### Figure dataset records:

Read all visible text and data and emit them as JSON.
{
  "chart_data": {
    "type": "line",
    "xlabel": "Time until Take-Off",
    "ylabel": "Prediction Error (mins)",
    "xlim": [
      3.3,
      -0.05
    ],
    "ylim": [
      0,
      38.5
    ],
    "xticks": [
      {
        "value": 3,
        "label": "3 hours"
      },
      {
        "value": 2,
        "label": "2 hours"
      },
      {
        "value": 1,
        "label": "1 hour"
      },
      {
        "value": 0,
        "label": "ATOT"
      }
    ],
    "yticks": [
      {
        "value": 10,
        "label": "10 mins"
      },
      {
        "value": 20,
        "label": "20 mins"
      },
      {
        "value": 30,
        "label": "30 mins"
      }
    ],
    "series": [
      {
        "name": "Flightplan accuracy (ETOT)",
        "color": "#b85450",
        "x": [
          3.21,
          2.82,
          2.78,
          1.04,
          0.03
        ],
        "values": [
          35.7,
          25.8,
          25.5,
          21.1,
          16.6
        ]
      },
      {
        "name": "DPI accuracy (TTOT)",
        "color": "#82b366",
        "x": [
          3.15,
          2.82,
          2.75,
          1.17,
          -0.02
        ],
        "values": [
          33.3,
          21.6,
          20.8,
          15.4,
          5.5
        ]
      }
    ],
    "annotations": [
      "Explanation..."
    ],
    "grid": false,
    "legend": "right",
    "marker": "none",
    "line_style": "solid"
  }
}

### Written exercise:
Keep only those lines of the records that hold "mins", and return them.

### Correct result:
    "ylabel": "Prediction Error (mins)",
        "label": "10 mins"
        "label": "20 mins"
        "label": "30 mins"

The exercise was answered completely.